The task:
Copy every line of the following data that includes the string "directly".

------ Record extracts

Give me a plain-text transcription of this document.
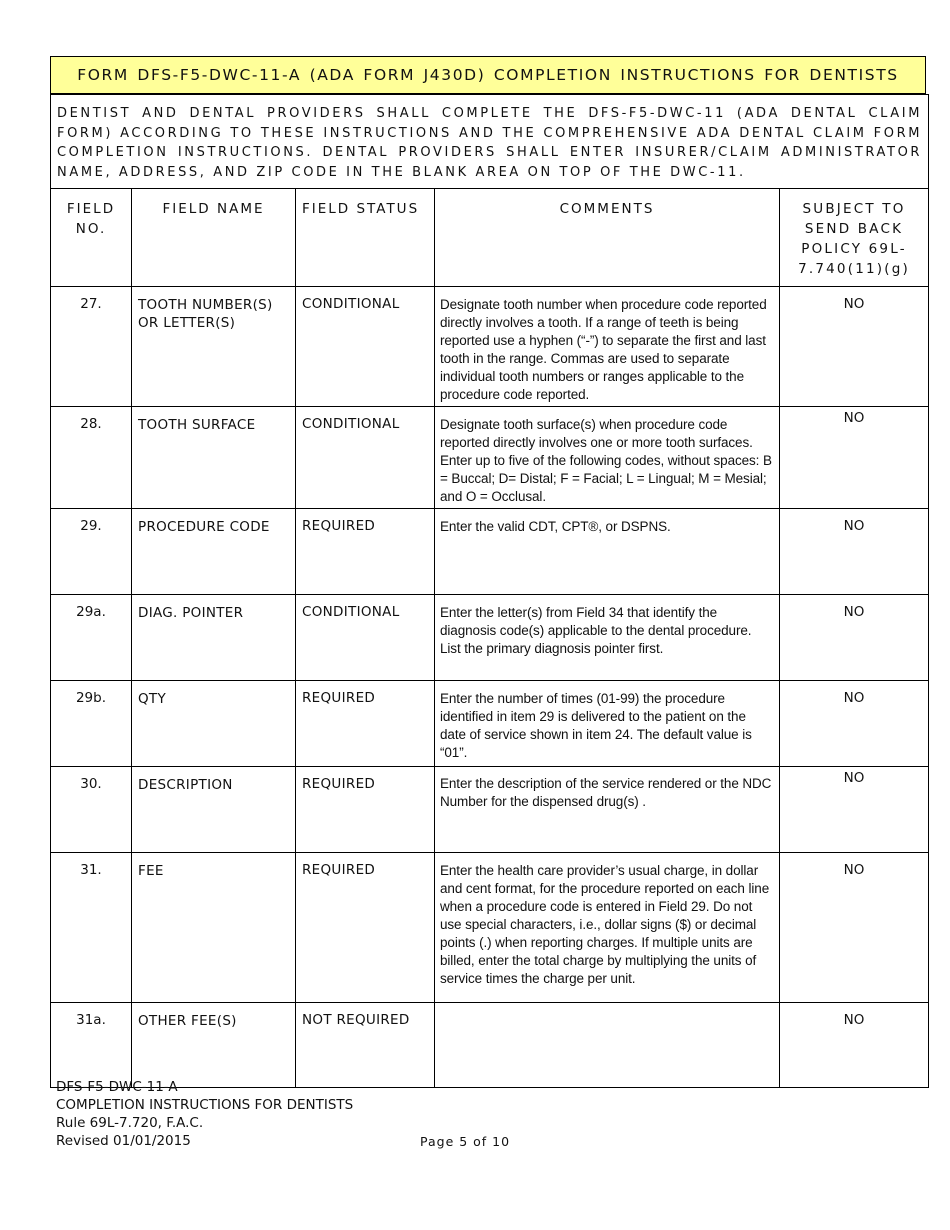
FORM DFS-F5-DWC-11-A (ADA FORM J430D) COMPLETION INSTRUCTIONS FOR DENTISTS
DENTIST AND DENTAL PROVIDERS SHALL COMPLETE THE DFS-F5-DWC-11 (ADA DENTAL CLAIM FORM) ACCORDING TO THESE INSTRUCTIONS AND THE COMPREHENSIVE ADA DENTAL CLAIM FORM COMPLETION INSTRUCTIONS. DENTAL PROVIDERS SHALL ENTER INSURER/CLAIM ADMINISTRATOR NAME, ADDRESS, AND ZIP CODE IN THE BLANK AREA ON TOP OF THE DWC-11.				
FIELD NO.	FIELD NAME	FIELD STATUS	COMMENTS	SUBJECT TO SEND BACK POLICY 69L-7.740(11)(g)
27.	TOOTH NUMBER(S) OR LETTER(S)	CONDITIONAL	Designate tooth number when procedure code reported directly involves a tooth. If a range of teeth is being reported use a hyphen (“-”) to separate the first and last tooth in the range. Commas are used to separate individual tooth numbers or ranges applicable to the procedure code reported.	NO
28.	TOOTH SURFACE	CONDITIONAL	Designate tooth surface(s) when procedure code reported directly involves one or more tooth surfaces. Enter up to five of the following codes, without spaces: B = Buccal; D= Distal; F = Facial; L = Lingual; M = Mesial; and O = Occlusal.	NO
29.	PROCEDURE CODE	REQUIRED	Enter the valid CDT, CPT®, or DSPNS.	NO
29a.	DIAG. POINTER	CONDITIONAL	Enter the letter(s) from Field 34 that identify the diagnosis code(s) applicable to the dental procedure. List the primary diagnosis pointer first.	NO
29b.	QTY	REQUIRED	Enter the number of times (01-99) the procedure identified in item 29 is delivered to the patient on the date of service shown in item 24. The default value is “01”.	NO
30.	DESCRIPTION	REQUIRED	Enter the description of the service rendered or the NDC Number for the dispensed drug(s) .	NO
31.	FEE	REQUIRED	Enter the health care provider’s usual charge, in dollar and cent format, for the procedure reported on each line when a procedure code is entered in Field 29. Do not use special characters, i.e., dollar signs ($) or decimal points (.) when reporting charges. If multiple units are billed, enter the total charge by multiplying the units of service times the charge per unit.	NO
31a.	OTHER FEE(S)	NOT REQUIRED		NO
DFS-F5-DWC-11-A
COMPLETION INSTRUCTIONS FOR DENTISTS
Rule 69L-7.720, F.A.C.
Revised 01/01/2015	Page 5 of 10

------------
------ Record extracts

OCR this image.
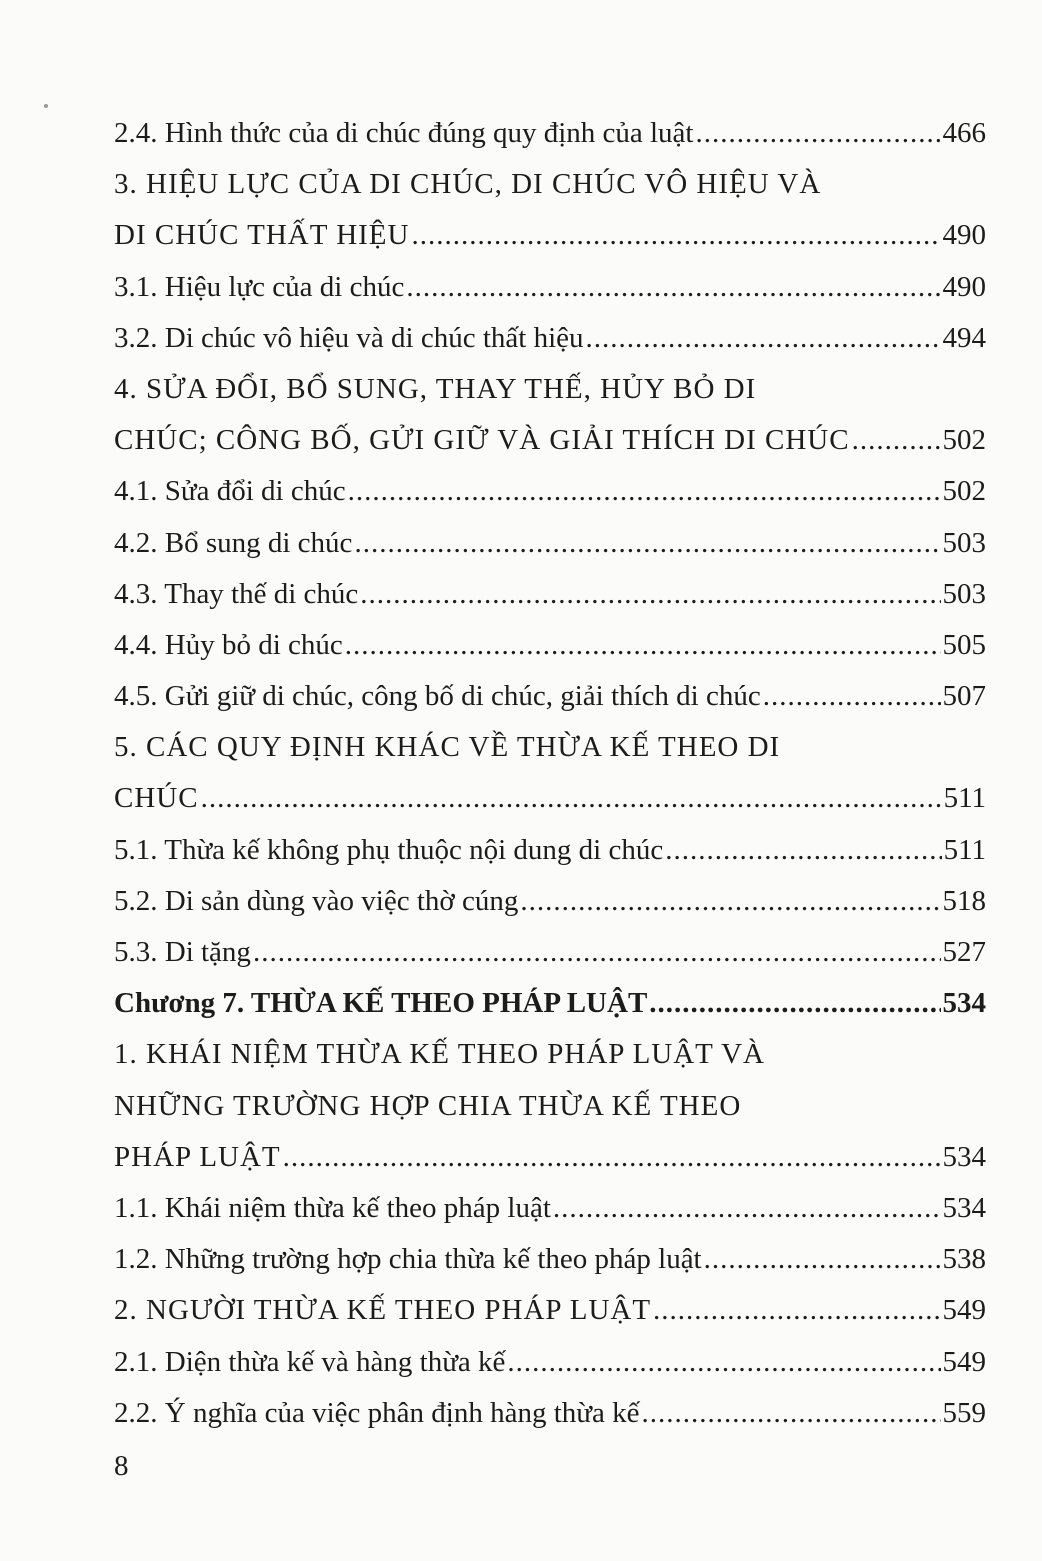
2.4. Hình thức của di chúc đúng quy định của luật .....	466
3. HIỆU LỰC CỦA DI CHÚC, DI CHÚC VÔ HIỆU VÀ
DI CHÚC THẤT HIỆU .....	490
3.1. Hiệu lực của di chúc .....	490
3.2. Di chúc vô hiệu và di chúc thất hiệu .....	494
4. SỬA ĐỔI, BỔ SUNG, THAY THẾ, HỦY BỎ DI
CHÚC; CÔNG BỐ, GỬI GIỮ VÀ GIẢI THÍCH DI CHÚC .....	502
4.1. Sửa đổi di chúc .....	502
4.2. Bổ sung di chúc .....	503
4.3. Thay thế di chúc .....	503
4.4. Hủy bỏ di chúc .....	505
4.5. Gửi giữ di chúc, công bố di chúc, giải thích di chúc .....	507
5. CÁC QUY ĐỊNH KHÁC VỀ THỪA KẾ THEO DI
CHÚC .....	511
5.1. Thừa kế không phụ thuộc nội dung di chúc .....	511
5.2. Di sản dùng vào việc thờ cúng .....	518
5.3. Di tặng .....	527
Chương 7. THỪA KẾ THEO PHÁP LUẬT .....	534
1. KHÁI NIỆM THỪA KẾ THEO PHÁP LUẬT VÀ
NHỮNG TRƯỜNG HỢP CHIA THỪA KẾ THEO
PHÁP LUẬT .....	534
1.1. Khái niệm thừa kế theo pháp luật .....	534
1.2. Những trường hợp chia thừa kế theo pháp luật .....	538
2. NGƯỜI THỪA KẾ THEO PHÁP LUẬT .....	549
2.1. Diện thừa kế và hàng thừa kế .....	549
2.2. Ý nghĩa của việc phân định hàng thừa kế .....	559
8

------------
------ Record extracts

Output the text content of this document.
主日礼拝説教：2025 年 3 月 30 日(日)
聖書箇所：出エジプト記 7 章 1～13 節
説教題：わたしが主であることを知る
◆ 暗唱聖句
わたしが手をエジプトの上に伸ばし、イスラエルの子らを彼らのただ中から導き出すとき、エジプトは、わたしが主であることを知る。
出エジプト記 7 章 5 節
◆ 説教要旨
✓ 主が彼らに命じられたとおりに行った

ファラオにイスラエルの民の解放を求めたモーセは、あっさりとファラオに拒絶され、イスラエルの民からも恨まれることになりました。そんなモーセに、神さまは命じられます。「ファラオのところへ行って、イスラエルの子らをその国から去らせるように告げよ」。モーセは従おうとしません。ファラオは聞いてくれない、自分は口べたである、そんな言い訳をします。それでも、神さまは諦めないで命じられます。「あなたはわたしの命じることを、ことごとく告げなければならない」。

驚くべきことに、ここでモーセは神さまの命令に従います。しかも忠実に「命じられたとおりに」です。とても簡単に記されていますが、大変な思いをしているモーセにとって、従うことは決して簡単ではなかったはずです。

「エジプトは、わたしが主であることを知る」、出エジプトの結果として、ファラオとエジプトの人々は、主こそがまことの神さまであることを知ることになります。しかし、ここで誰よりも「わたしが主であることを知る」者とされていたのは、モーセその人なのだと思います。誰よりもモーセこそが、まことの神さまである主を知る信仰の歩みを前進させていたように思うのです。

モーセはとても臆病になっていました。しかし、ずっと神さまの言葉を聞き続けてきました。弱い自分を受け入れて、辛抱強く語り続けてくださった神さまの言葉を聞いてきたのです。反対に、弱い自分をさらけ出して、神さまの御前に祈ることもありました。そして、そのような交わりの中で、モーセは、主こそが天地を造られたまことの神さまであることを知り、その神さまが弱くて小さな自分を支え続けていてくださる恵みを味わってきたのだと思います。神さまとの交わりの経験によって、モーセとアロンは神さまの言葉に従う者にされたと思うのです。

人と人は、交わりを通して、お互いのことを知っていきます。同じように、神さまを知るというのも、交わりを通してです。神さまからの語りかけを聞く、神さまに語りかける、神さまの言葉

------------

Output of the exercise:
27.	TOOTH NUMBER(S) OR LETTER(S)	CONDITIONAL	Designate tooth number when procedure code reported directly involves a tooth. If a range of teeth is being reported use a hyphen (“-”) to separate the first and last tooth in the range. Commas are used to separate individual tooth numbers or ranges applicable to the procedure code reported.	NO
28.	TOOTH SURFACE	CONDITIONAL	Designate tooth surface(s) when procedure code reported directly involves one or more tooth surfaces. Enter up to five of the following codes, without spaces: B = Buccal; D= Distal; F = Facial; L = Lingual; M = Mesial; and O = Occlusal.	NO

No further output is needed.